So here's a piece of the puzzle that I feel many are missing, and it concerns the tools at the NSA and other intelligence community actors' disposal and their ability to destabilize a cryptocurrency network.
Which brings to my two chief concern: overt and covert methods of taking down privately-mined decentralized cryptocurrencies.
Overt means: Criminalizing specific coin, creating special task forces to persecute users of illegal "privately mined privacy-coins".
Covert means: 51% attacks and other means of destabilizing existing networks.
Let's start by looking at overt methods of destabilizing and ultimately eliminating certain cryptocurrency networks.
Take a look at the overt means that have been taking place.
Two words: KYC and AML.
Slowly but surely, they are tightening the noose around cryptocurrency users' necks... What do I mean by that? They want to track every transaction and eventually, tax it. I know to many that's like "Yeah, so what? - we should have transparency when it comes to cryptocurrency." Regulations will protect users, right? Wrong.
People advocating for "regulations" regarding cryptocurrency have fundamentally misunderstood how truly disruptive and dangerous this technology is. Dangerous not just for the Rothschilds, and Goldman Sachs, but dangerous for all of us, including our unborn grandchildren. The second that governments have reliable data on everybody's cryptocurrency holdings is the day they can stage massive regional crackdowns...

┄┄┄┄┄┄┄┄┄┄┄┄┄┄┄┄┄┄┄┄

→ **Required actions**:
A. Say whether each statement agrees with the cryptocurrency passage above, answering yes or no and quoting the deciding words: (i) the passage counts 51% attacks among covert means; (ii) the writer holds that regulations will protect cryptocurrency users; (iii) the passage sums up the overt means in two words, KYC and AML.
B. Carry on the cryptocurrency passage above, starting after its final sentence.

→ **Given entries**:
┄┄┄┄┄┄┄┄┄┄┄┄┄┄┄┄┄┄┄┄

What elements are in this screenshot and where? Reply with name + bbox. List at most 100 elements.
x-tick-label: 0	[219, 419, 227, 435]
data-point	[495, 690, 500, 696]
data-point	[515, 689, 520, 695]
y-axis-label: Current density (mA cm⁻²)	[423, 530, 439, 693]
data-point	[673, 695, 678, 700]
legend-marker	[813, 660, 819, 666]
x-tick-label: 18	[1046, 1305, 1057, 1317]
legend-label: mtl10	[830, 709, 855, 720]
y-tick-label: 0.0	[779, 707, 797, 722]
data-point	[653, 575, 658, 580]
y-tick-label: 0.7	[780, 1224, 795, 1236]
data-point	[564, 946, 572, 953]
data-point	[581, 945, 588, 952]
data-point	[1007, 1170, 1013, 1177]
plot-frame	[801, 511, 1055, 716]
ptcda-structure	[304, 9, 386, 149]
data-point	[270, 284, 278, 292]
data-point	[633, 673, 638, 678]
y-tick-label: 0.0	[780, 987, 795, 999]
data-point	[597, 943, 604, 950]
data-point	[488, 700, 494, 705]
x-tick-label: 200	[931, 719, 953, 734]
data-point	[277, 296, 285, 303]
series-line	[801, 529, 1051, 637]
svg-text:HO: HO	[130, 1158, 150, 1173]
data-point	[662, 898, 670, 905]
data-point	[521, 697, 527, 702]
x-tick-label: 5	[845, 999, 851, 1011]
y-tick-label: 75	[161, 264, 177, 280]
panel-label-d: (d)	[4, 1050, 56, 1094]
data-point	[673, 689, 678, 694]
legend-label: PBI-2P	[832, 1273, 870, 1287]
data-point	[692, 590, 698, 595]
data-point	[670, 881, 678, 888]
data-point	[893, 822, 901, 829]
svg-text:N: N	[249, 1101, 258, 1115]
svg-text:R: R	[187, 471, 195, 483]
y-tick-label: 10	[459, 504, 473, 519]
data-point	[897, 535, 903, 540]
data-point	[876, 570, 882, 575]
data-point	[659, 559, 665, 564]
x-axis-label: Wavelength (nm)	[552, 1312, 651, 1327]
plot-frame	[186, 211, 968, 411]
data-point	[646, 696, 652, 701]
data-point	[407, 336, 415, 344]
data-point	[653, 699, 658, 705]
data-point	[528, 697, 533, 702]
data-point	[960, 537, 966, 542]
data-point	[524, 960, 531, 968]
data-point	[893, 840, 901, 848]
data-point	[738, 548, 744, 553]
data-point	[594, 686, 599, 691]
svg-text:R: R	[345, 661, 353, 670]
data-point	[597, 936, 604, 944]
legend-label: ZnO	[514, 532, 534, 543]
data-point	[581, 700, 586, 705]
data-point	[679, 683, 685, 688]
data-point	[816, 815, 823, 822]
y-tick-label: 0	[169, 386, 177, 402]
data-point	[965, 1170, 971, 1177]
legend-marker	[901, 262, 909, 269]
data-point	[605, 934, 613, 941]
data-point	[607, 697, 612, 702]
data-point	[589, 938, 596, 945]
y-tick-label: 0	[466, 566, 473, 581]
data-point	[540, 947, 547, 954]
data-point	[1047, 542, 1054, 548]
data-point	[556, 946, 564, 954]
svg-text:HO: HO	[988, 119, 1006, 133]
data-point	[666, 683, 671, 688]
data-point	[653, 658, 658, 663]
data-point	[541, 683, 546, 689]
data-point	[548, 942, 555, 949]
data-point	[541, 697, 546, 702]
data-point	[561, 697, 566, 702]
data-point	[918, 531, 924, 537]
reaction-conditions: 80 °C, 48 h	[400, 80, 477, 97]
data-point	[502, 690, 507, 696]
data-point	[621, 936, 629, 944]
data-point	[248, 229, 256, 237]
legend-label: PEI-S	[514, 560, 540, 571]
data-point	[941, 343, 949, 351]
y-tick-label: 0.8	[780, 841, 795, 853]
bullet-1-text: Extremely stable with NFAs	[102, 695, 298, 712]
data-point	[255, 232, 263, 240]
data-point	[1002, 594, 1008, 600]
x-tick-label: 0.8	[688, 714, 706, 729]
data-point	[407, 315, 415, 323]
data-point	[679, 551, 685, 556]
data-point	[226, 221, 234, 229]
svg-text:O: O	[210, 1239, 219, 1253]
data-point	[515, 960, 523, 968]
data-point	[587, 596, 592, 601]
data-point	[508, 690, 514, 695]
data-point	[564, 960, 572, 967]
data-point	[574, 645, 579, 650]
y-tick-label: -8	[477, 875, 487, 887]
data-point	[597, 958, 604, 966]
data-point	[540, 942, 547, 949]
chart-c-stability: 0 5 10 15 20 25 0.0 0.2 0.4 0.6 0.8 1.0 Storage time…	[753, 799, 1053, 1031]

┄┄┄┄┄┄┄┄┄┄┄┄┄┄┄┄┄┄┄┄

→ **Written responses**:
A.
(i) Yes: "Covert means: 51% attacks and other means of destabilizing existing networks."
(ii) No: "Regulations will protect users, right? Wrong."
(iii) Yes: "Two words: KYC and AML."

B.
They can just pronounce X or Y cryptocurrency to be a tool of terrorism, and that's it, anybody holding that currency is a terrorist, regardless of facts, evidence, fairness, or justice. All you'll hope for is to be able to have some kind of justification showing you acquired this crypto legitimately and how you're planning on handing it over to the authorities to prove you are not a terrorist...
Seriously, as I watch the governments of the world make it progressively harder (obviously not impossible, but harder) for the average person to get his hands on cryptocurrency anonymously and discreetly (using fiat), I feel like I'm watching them funnel more and more people into their little government data-base control grid, where they can monitor more and more of these blockchain networks, and one day, will be able to build criminal cases against people who do not comply with their regulations, or reveal themselves to be using their crypto in a way that the state doesn't approve of.
I see all of this as the incremental steps we're taking towards a huge crackdown on "privately mined privacy coins", as I call them. What is the key point here? "Privately Mined". The fact that the people have been creating, issuing and circulating their own private currencies using this new miracle of blockchain technology is a revolutionary novelty that hasn't happened in hundreds of years... The closest thing we've had was people minting metal coinage and bullion, and imagine how long ago that actually had any real world relevance!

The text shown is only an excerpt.